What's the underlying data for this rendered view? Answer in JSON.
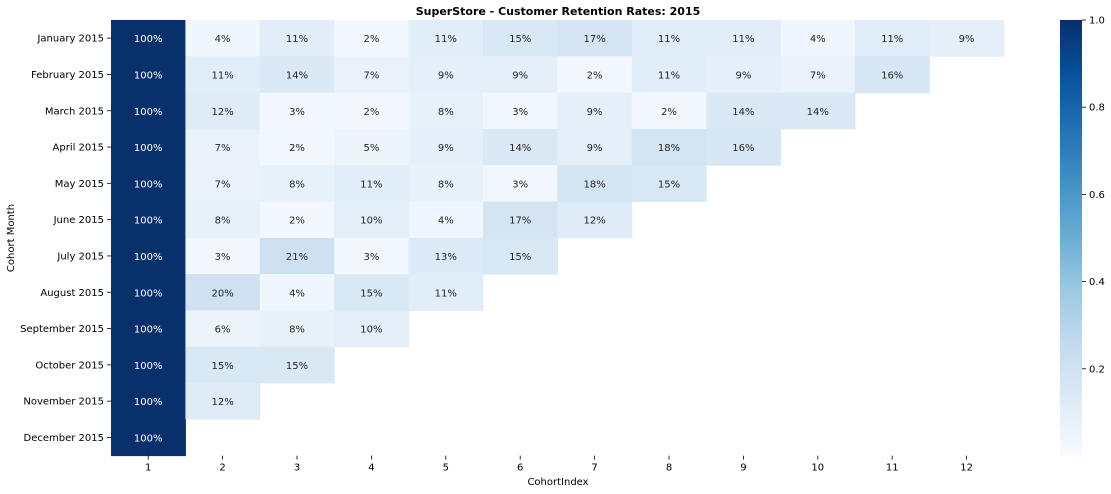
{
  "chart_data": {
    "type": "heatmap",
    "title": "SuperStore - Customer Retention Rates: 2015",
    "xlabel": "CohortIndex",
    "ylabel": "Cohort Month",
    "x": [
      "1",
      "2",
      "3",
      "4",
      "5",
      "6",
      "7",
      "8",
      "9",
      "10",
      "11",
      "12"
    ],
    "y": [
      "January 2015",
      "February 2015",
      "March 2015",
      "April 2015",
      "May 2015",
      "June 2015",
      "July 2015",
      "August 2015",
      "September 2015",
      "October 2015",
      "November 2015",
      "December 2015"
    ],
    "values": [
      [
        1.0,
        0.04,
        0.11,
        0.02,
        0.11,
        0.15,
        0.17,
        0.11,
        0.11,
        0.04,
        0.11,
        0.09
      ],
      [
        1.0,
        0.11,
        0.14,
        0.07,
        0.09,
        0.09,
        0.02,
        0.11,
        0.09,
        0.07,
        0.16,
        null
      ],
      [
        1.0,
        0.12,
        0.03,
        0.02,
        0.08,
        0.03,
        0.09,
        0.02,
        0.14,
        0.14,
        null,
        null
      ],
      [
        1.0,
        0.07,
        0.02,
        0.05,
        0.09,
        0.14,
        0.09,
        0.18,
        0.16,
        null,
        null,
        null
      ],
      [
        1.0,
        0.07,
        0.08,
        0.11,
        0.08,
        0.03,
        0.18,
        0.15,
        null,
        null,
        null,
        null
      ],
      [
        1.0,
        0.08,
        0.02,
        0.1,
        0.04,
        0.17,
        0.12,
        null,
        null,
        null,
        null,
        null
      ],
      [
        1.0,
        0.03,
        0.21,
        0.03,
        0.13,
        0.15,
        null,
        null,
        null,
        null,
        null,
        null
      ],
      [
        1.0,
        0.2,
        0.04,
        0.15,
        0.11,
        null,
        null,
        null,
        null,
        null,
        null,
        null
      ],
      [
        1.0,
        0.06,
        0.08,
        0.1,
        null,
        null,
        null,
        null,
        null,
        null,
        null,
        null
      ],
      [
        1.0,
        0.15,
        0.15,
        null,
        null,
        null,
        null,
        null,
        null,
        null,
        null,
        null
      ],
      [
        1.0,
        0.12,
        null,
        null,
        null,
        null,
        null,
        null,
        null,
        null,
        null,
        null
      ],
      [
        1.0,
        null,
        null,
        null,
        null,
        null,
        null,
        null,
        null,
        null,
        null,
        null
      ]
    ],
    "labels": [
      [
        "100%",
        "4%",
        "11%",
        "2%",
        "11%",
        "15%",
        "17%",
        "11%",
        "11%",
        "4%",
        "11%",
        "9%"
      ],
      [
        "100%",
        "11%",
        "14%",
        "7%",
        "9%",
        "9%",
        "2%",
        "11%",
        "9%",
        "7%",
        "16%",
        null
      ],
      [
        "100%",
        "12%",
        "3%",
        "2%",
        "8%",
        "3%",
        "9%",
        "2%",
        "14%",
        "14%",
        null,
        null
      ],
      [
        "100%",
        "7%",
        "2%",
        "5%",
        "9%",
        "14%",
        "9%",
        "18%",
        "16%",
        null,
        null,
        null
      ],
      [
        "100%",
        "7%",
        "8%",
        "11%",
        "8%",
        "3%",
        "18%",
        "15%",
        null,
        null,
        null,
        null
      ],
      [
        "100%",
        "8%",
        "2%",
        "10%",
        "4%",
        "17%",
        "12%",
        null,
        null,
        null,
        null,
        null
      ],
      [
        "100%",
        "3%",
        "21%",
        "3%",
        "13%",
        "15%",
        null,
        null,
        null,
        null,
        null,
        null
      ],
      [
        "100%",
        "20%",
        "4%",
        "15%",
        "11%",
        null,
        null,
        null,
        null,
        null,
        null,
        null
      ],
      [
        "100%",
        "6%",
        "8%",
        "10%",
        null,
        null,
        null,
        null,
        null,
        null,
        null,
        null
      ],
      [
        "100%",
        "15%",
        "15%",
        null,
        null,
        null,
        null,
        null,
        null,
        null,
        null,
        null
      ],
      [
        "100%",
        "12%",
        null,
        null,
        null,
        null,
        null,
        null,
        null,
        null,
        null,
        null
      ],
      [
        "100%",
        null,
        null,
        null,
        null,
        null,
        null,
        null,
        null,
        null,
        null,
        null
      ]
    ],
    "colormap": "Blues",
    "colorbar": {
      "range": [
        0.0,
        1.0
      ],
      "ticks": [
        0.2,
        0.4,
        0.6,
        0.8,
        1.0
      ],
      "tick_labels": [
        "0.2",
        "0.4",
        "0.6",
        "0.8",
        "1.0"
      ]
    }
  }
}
==
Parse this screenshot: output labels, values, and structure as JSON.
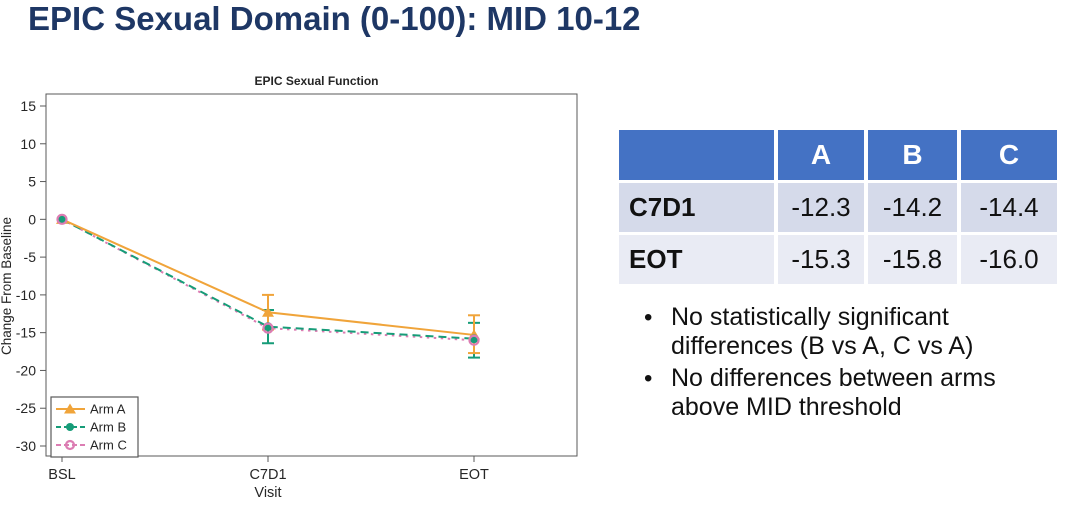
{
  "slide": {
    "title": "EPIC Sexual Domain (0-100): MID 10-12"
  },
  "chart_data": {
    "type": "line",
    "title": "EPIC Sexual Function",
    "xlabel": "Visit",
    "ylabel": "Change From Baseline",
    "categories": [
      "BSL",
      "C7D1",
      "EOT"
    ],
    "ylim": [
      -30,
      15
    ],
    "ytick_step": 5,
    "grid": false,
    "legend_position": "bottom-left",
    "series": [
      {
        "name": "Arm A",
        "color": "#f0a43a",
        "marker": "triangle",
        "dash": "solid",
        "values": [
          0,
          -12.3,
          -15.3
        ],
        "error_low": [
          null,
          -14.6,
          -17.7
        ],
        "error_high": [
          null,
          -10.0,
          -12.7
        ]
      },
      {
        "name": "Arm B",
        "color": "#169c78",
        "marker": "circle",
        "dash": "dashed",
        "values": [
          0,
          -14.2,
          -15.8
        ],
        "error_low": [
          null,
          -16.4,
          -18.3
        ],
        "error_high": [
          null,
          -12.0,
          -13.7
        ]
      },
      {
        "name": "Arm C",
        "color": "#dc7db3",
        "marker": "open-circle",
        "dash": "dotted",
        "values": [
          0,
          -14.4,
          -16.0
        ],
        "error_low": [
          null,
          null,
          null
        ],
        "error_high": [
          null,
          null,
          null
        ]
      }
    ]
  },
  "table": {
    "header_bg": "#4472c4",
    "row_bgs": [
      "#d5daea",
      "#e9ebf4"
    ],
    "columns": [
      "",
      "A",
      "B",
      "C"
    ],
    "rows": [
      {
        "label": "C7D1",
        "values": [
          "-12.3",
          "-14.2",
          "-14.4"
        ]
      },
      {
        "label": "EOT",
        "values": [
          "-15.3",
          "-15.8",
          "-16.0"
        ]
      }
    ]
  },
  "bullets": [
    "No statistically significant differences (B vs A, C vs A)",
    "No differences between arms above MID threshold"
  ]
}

§ **WHAT IS EXPECTED**
In the listing, find every line containing the word "title" and list it.

§ **PROBLEM SOLUTION**
    "title": "SuperStore - Customer Retention Rates: 2015",
    "title": "EPIC Sexual Domain (0-100): MID 10-12"
    "title": "EPIC Sexual Function",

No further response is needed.